■ Direction ■
Write out all the entries word for word and omit any pictures.

━━━━━━━━━━━━━━━━━━━━━━━━━━━━━━

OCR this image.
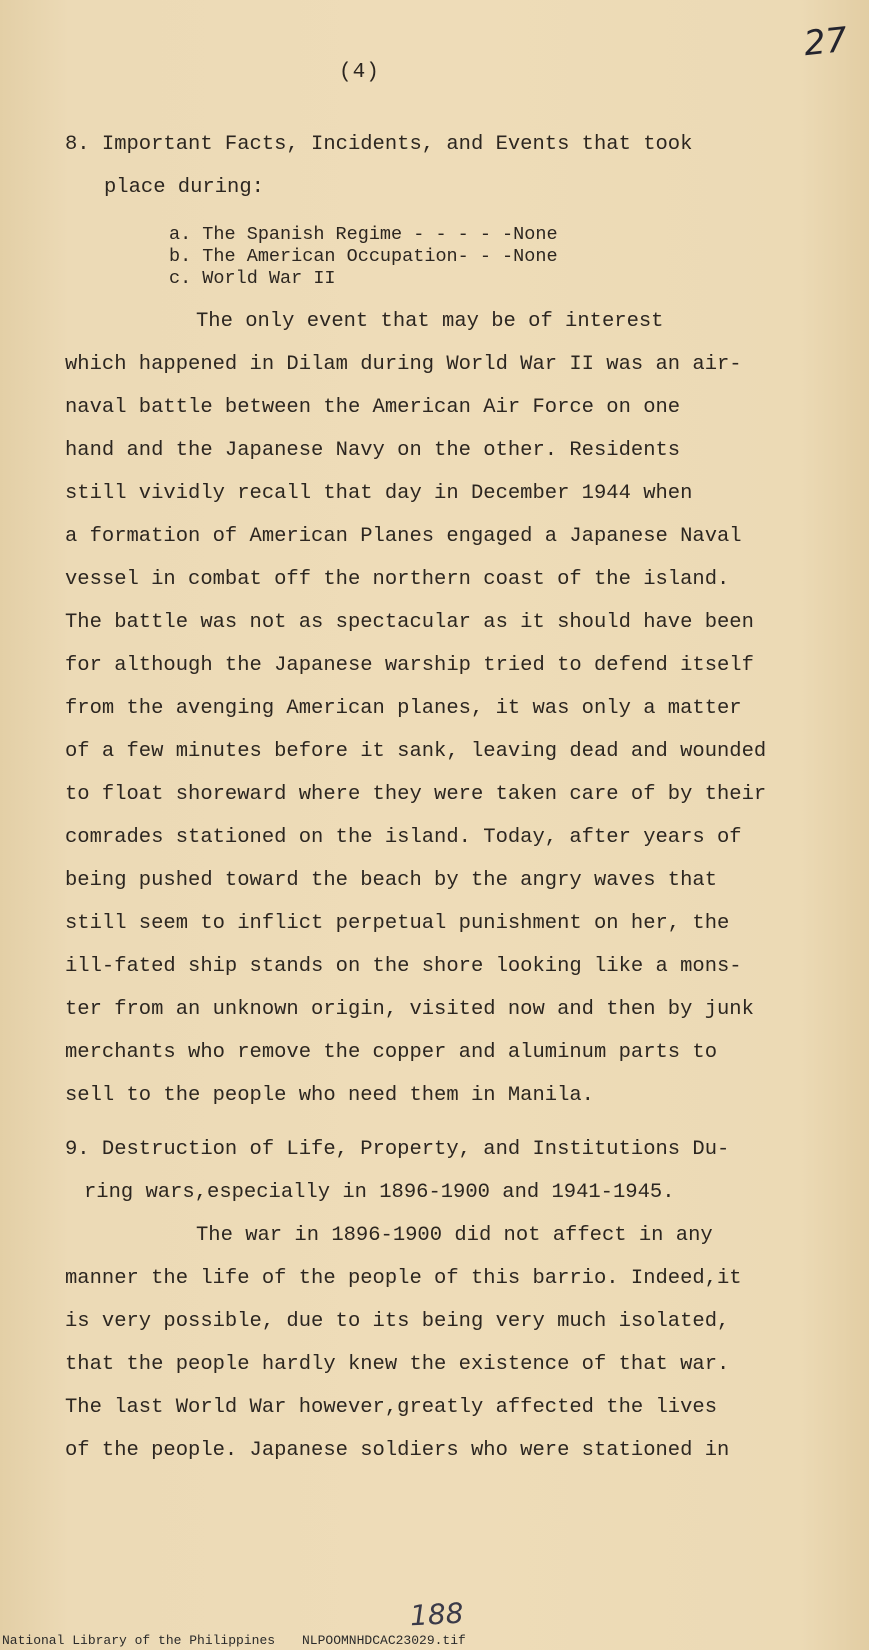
27
(4)
8. Important Facts, Incidents, and Events that took
place during:
a. The Spanish Regime - - - - -None
b. The American Occupation- - -None
c. World War II
The only event that may be of interest
which happened in Dilam during World War II was an air-
naval battle between the American Air Force on one
hand and the Japanese Navy on the other. Residents
still vividly recall that day in December 1944 when
a formation of American Planes engaged a Japanese Naval
vessel in combat off the northern coast of the island.
The battle was not as spectacular as it should have been
for although the Japanese warship tried to defend itself
from the avenging American planes, it was only a matter
of a few minutes before it sank, leaving dead and wounded
to float shoreward where they were taken care of by their
comrades stationed on the island. Today, after years of
being pushed toward the beach by the angry waves that
still seem to inflict perpetual punishment on her, the
ill-fated ship stands on the shore looking like a mons-
ter from an unknown origin, visited now and then by junk
merchants who remove the copper and aluminum parts to
sell to the people who need them in Manila.
9. Destruction of Life, Property, and Institutions Du-
ring wars,especially in 1896-1900 and 1941-1945.
The war in 1896-1900 did not affect in any
manner the life of the people of this barrio. Indeed,it
is very possible, due to its being very much isolated,
that the people hardly knew the existence of that war.
The last World War however,greatly affected the lives
of the people. Japanese soldiers who were stationed in
188
National Library of the Philippines NLPOOMNHDCAC23029.tif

━━━━━━━━━━━━━━━━━━━━━━━━━━━━━━

■ Complete output ■
OCR this image.
27
(4)
8. Important Facts, Incidents, and Events that took
place during:
a. The Spanish Regime - - - - -None
b. The American Occupation- - -None
c. World War II
The only event that may be of interest
which happened in Dilam during World War II was an air-
naval battle between the American Air Force on one
hand and the Japanese Navy on the other. Residents
still vividly recall that day in December 1944 when
a formation of American Planes engaged a Japanese Naval
vessel in combat off the northern coast of the island.
The battle was not as spectacular as it should have been
for although the Japanese warship tried to defend itself
from the avenging American planes, it was only a matter
of a few minutes before it sank, leaving dead and wounded
to float shoreward where they were taken care of by their
comrades stationed on the island. Today, after years of
being pushed toward the beach by the angry waves that
still seem to inflict perpetual punishment on her, the
ill-fated ship stands on the shore looking like a mons-
ter from an unknown origin, visited now and then by junk
merchants who remove the copper and aluminum parts to
sell to the people who need them in Manila.
9. Destruction of Life, Property, and Institutions Du-
ring wars,especially in 1896-1900 and 1941-1945.
The war in 1896-1900 did not affect in any
manner the life of the people of this barrio. Indeed,it
is very possible, due to its being very much isolated,
that the people hardly knew the existence of that war.
The last World War however,greatly affected the lives
of the people. Japanese soldiers who were stationed in
188
National Library of the Philippines NLPOOMNHDCAC23029.tif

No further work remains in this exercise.